------ Rows
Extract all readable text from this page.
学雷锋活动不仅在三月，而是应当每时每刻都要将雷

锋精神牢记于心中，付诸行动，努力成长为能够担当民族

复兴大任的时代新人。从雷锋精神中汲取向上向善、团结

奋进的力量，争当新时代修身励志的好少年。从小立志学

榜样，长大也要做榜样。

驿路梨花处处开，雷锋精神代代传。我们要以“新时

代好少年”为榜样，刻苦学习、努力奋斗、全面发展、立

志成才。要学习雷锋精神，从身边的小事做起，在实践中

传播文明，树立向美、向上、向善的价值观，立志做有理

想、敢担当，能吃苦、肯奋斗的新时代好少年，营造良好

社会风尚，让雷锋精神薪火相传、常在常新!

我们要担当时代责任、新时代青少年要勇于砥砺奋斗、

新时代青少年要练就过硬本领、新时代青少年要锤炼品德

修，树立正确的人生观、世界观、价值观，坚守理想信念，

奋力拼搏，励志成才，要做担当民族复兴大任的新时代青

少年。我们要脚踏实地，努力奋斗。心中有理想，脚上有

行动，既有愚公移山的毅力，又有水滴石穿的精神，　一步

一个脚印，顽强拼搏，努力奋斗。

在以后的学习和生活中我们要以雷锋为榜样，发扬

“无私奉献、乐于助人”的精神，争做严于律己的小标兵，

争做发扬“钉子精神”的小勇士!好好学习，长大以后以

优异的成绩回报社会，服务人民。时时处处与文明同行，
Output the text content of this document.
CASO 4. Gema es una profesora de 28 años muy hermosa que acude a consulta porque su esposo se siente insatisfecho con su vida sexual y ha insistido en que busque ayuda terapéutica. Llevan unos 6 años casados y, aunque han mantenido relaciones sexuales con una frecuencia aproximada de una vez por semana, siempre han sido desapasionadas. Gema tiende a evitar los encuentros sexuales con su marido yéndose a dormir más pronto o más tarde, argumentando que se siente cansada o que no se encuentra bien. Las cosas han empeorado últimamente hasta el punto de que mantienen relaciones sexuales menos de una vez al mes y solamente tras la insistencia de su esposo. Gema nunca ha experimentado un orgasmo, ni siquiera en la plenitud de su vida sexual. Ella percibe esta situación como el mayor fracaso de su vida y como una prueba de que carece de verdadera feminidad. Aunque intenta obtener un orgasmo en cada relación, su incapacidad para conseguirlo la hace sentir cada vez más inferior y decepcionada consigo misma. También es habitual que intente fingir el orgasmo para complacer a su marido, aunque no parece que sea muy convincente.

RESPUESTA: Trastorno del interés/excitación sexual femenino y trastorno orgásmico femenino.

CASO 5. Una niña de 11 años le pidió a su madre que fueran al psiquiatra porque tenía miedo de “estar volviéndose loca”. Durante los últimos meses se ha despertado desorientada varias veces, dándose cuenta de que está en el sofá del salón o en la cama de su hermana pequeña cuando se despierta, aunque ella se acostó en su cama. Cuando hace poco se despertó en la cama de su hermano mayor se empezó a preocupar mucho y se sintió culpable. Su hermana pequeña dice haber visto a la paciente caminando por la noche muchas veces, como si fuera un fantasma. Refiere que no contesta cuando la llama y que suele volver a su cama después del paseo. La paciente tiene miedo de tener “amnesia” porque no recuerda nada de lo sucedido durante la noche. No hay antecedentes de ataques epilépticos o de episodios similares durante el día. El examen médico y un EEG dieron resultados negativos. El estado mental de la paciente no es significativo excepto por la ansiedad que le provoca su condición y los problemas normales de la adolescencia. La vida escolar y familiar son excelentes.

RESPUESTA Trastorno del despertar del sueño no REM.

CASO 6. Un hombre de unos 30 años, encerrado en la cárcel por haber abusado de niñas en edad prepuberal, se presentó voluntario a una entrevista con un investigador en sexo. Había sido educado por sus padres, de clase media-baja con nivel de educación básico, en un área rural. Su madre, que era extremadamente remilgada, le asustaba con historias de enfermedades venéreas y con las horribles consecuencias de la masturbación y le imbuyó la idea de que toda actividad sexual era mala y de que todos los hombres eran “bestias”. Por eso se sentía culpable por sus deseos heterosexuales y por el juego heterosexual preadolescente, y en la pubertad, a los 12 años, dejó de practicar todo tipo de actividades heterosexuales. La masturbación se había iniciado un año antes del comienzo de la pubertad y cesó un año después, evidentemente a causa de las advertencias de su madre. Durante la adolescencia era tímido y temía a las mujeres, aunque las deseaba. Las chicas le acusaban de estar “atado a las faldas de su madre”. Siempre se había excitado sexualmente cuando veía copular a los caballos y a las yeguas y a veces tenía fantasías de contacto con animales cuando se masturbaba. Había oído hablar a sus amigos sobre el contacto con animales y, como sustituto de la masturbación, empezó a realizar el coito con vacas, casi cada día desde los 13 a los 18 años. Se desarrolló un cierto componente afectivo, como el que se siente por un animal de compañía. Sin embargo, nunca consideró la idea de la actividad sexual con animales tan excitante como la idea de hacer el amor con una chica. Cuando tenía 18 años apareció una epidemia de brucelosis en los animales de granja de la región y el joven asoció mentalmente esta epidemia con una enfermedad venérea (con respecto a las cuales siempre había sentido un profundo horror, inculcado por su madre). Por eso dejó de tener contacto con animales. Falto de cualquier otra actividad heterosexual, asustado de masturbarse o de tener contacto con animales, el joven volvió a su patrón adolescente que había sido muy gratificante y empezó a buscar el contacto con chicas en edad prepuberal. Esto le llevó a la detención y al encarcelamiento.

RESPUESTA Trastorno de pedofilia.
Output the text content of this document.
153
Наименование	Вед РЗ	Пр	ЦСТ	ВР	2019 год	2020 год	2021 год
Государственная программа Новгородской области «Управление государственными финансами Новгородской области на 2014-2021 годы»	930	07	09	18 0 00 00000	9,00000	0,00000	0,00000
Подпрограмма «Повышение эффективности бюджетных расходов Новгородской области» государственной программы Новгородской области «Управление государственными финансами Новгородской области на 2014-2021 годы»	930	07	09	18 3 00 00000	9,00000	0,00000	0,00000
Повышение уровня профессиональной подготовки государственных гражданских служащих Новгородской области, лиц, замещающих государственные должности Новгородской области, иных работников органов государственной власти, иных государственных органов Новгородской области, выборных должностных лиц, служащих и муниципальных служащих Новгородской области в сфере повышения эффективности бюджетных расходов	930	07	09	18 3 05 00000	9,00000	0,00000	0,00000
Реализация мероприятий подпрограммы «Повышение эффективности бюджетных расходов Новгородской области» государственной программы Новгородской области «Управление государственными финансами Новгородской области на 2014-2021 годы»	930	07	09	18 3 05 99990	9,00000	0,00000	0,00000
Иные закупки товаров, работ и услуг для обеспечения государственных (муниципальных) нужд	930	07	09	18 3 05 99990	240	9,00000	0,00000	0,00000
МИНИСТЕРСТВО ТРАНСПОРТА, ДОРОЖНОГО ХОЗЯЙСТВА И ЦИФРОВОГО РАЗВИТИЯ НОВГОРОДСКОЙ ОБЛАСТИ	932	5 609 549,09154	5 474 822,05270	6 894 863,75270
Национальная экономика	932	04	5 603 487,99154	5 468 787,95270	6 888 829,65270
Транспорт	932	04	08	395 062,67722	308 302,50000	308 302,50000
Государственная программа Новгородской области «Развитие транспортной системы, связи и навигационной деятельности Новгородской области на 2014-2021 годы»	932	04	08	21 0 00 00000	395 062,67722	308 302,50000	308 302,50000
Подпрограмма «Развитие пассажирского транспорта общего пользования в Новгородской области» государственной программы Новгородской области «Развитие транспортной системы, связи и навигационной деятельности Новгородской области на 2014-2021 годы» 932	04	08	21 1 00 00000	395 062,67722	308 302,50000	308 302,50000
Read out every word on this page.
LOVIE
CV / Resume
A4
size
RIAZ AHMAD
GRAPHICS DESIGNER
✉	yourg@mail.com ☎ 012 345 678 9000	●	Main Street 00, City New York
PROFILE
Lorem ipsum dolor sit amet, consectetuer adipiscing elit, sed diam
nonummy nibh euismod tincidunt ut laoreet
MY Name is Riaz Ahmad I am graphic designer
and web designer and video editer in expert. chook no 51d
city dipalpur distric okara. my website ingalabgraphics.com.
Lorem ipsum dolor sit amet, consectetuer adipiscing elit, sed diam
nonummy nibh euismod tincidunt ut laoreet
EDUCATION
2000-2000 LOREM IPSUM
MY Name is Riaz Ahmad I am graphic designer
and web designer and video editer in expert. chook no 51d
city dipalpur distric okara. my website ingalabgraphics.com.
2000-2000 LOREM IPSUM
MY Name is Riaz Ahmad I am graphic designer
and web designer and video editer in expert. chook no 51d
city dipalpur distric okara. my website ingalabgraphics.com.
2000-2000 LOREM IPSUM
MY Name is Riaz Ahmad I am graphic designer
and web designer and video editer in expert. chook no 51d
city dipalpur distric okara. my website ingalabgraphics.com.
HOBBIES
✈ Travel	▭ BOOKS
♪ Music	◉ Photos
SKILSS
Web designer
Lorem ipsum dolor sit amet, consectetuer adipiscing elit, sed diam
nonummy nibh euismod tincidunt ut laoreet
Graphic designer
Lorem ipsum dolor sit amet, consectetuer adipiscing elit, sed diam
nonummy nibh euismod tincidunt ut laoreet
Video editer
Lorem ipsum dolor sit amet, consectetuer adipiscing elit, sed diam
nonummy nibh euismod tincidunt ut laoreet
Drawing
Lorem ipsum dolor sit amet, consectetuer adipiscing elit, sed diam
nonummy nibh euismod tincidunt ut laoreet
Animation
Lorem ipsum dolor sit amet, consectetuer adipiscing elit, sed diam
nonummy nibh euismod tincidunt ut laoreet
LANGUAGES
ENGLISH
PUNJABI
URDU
------------
**Your goal**
Look over the listing. Pull out every line with the string "Развитие" in it.

**The output**
Государственная программа Новгородской области «Развитие транспортной системы, связи и навигационной деятельности Новгородской области на 2014-2021 годы»	932	04	08	21 0 00 00000	395 062,67722	308 302,50000	308 302,50000
Подпрограмма «Развитие пассажирского транспорта общего пользования в Новгородской области» государственной программы Новгородской области «Развитие транспортной системы, связи и навигационной деятельности Новгородской области на 2014-2021 годы» 932	04	08	21 1 00 00000	395 062,67722	308 302,50000	308 302,50000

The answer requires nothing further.